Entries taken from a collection
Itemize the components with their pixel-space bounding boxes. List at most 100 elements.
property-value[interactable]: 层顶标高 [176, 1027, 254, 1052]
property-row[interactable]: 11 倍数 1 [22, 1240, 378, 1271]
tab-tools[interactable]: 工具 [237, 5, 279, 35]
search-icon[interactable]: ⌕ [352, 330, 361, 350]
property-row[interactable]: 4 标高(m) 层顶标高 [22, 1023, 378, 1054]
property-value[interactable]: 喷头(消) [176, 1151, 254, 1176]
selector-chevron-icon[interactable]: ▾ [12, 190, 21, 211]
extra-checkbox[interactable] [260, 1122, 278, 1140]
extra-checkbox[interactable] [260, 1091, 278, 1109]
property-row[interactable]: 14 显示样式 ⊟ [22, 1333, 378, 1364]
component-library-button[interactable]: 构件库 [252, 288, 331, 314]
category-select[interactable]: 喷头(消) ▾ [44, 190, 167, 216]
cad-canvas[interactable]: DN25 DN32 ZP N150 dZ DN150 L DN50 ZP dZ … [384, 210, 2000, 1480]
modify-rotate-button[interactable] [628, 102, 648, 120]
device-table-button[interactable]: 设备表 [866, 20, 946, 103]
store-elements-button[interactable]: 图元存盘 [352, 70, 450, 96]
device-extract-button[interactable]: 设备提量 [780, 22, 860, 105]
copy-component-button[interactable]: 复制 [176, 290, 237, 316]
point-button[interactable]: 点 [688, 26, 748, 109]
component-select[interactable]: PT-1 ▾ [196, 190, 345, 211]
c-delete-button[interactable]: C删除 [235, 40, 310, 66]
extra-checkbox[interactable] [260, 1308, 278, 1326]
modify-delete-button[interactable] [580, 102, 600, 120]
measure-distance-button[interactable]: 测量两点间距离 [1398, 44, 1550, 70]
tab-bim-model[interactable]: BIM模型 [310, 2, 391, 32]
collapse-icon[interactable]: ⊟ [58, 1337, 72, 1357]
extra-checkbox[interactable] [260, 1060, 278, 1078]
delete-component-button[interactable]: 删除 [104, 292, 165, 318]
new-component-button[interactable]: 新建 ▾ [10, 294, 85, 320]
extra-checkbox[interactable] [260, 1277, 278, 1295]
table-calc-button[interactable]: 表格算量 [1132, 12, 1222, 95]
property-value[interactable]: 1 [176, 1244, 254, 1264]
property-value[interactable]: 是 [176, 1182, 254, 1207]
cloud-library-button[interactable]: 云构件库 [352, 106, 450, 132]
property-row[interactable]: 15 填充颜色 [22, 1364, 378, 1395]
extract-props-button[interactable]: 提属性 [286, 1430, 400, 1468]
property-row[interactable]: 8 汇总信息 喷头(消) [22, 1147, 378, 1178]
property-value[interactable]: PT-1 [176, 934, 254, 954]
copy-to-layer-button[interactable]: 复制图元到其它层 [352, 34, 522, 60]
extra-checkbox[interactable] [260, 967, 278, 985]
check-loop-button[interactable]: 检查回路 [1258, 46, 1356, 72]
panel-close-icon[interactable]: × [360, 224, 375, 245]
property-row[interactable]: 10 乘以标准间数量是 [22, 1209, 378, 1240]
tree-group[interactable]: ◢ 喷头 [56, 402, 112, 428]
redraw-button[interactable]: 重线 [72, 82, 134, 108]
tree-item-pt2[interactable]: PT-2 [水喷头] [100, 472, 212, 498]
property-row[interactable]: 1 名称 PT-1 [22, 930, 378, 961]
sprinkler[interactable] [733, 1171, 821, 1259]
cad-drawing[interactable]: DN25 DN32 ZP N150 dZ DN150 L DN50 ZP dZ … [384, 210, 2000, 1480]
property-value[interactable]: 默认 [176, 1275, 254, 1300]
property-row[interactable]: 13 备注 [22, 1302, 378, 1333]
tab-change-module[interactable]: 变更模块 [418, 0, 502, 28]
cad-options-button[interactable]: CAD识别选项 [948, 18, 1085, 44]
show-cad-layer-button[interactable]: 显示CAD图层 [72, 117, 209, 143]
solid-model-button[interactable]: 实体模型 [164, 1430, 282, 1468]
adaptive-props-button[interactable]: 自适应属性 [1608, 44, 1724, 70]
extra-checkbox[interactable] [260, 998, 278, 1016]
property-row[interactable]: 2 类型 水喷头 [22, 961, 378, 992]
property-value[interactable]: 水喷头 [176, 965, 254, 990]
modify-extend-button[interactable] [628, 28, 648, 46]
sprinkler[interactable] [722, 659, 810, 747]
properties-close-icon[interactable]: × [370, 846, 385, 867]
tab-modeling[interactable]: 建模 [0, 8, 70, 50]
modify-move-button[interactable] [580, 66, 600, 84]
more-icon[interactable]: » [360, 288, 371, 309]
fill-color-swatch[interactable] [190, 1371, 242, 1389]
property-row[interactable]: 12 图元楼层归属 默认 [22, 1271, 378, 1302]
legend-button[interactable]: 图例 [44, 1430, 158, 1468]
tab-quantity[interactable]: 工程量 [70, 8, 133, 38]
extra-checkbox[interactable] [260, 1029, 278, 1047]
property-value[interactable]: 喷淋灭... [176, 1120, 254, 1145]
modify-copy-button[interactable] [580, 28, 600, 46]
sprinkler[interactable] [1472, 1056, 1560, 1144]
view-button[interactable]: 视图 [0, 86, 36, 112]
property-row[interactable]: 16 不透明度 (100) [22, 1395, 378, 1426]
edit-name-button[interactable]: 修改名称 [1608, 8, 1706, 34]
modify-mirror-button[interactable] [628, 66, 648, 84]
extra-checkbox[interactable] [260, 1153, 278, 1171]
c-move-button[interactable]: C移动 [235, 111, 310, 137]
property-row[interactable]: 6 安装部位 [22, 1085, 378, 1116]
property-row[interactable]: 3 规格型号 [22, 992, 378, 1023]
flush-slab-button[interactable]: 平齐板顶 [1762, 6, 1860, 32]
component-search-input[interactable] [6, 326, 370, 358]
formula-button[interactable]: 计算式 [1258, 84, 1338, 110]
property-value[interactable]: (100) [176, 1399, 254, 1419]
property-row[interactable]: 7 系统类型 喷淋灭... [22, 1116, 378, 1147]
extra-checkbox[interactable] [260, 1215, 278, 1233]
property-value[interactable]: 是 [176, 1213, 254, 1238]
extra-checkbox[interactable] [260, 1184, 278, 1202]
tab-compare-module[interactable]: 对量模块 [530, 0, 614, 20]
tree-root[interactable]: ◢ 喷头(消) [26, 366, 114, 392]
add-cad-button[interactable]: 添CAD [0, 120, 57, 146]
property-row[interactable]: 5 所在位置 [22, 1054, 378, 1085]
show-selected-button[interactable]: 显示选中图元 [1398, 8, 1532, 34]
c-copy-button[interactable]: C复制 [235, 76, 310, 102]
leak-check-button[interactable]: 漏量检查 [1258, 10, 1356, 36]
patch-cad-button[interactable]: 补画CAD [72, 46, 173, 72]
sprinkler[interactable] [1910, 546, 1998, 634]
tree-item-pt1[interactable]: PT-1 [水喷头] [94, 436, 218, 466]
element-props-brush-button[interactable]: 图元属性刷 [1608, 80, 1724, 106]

• [Task goal] Can you extract every line of the listing above and reproduce each one verbatim, without any changes?

• [Output of the exercise]
Itemize the components with their pixel-space bounding boxes. List at most 100 elements.
property-value[interactable]: 层顶标高 [176, 1027, 254, 1052]
property-row[interactable]: 11 倍数 1 [22, 1240, 378, 1271]
tab-tools[interactable]: 工具 [237, 5, 279, 35]
search-icon[interactable]: ⌕ [352, 330, 361, 350]
property-row[interactable]: 4 标高(m) 层顶标高 [22, 1023, 378, 1054]
property-value[interactable]: 喷头(消) [176, 1151, 254, 1176]
selector-chevron-icon[interactable]: ▾ [12, 190, 21, 211]
extra-checkbox[interactable] [260, 1122, 278, 1140]
extra-checkbox[interactable] [260, 1091, 278, 1109]
property-row[interactable]: 14 显示样式 ⊟ [22, 1333, 378, 1364]
component-library-button[interactable]: 构件库 [252, 288, 331, 314]
category-select[interactable]: 喷头(消) ▾ [44, 190, 167, 216]
cad-canvas[interactable]: DN25 DN32 ZP N150 dZ DN150 L DN50 ZP dZ … [384, 210, 2000, 1480]
modify-rotate-button[interactable] [628, 102, 648, 120]
device-table-button[interactable]: 设备表 [866, 20, 946, 103]
store-elements-button[interactable]: 图元存盘 [352, 70, 450, 96]
device-extract-button[interactable]: 设备提量 [780, 22, 860, 105]
copy-component-button[interactable]: 复制 [176, 290, 237, 316]
point-button[interactable]: 点 [688, 26, 748, 109]
component-select[interactable]: PT-1 ▾ [196, 190, 345, 211]
c-delete-button[interactable]: C删除 [235, 40, 310, 66]
extra-checkbox[interactable] [260, 1308, 278, 1326]
modify-delete-button[interactable] [580, 102, 600, 120]
measure-distance-button[interactable]: 测量两点间距离 [1398, 44, 1550, 70]
tab-bim-model[interactable]: BIM模型 [310, 2, 391, 32]
collapse-icon[interactable]: ⊟ [58, 1337, 72, 1357]
extra-checkbox[interactable] [260, 1060, 278, 1078]
delete-component-button[interactable]: 删除 [104, 292, 165, 318]
new-component-button[interactable]: 新建 ▾ [10, 294, 85, 320]
extra-checkbox[interactable] [260, 1277, 278, 1295]
table-calc-button[interactable]: 表格算量 [1132, 12, 1222, 95]
property-value[interactable]: 1 [176, 1244, 254, 1264]
property-value[interactable]: 是 [176, 1182, 254, 1207]
cloud-library-button[interactable]: 云构件库 [352, 106, 450, 132]
property-row[interactable]: 15 填充颜色 [22, 1364, 378, 1395]
extract-props-button[interactable]: 提属性 [286, 1430, 400, 1468]
property-row[interactable]: 8 汇总信息 喷头(消) [22, 1147, 378, 1178]
property-value[interactable]: PT-1 [176, 934, 254, 954]
copy-to-layer-button[interactable]: 复制图元到其它层 [352, 34, 522, 60]
extra-checkbox[interactable] [260, 967, 278, 985]
check-loop-button[interactable]: 检查回路 [1258, 46, 1356, 72]
panel-close-icon[interactable]: × [360, 224, 375, 245]
property-row[interactable]: 10 乘以标准间数量是 [22, 1209, 378, 1240]
tree-group[interactable]: ◢ 喷头 [56, 402, 112, 428]
redraw-button[interactable]: 重线 [72, 82, 134, 108]
tree-item-pt2[interactable]: PT-2 [水喷头] [100, 472, 212, 498]
property-row[interactable]: 1 名称 PT-1 [22, 930, 378, 961]
sprinkler[interactable] [733, 1171, 821, 1259]
cad-drawing[interactable]: DN25 DN32 ZP N150 dZ DN150 L DN50 ZP dZ … [384, 210, 2000, 1480]
property-value[interactable]: 默认 [176, 1275, 254, 1300]
property-row[interactable]: 13 备注 [22, 1302, 378, 1333]
tab-change-module[interactable]: 变更模块 [418, 0, 502, 28]
cad-options-button[interactable]: CAD识别选项 [948, 18, 1085, 44]
show-cad-layer-button[interactable]: 显示CAD图层 [72, 117, 209, 143]
solid-model-button[interactable]: 实体模型 [164, 1430, 282, 1468]
adaptive-props-button[interactable]: 自适应属性 [1608, 44, 1724, 70]
extra-checkbox[interactable] [260, 998, 278, 1016]
property-row[interactable]: 2 类型 水喷头 [22, 961, 378, 992]
property-value[interactable]: 水喷头 [176, 965, 254, 990]
modify-extend-button[interactable] [628, 28, 648, 46]
sprinkler[interactable] [722, 659, 810, 747]
properties-close-icon[interactable]: × [370, 846, 385, 867]
tab-modeling[interactable]: 建模 [0, 8, 70, 50]
modify-move-button[interactable] [580, 66, 600, 84]
more-icon[interactable]: » [360, 288, 371, 309]
fill-color-swatch[interactable] [190, 1371, 242, 1389]
property-row[interactable]: 12 图元楼层归属 默认 [22, 1271, 378, 1302]
legend-button[interactable]: 图例 [44, 1430, 158, 1468]
tab-quantity[interactable]: 工程量 [70, 8, 133, 38]
extra-checkbox[interactable] [260, 1029, 278, 1047]
property-value[interactable]: 喷淋灭... [176, 1120, 254, 1145]
modify-copy-button[interactable] [580, 28, 600, 46]
sprinkler[interactable] [1472, 1056, 1560, 1144]
view-button[interactable]: 视图 [0, 86, 36, 112]
property-row[interactable]: 16 不透明度 (100) [22, 1395, 378, 1426]
edit-name-button[interactable]: 修改名称 [1608, 8, 1706, 34]
modify-mirror-button[interactable] [628, 66, 648, 84]
extra-checkbox[interactable] [260, 1153, 278, 1171]
c-move-button[interactable]: C移动 [235, 111, 310, 137]
property-row[interactable]: 6 安装部位 [22, 1085, 378, 1116]
property-row[interactable]: 3 规格型号 [22, 992, 378, 1023]
flush-slab-button[interactable]: 平齐板顶 [1762, 6, 1860, 32]
component-search-input[interactable] [6, 326, 370, 358]
formula-button[interactable]: 计算式 [1258, 84, 1338, 110]
property-value[interactable]: (100) [176, 1399, 254, 1419]
property-row[interactable]: 7 系统类型 喷淋灭... [22, 1116, 378, 1147]
extra-checkbox[interactable] [260, 1215, 278, 1233]
property-value[interactable]: 是 [176, 1213, 254, 1238]
extra-checkbox[interactable] [260, 1184, 278, 1202]
tab-compare-module[interactable]: 对量模块 [530, 0, 614, 20]
tree-root[interactable]: ◢ 喷头(消) [26, 366, 114, 392]
add-cad-button[interactable]: 添CAD [0, 120, 57, 146]
property-row[interactable]: 5 所在位置 [22, 1054, 378, 1085]
show-selected-button[interactable]: 显示选中图元 [1398, 8, 1532, 34]
c-copy-button[interactable]: C复制 [235, 76, 310, 102]
leak-check-button[interactable]: 漏量检查 [1258, 10, 1356, 36]
patch-cad-button[interactable]: 补画CAD [72, 46, 173, 72]
sprinkler[interactable] [1910, 546, 1998, 634]
tree-item-pt1[interactable]: PT-1 [水喷头] [94, 436, 218, 466]
element-props-brush-button[interactable]: 图元属性刷 [1608, 80, 1724, 106]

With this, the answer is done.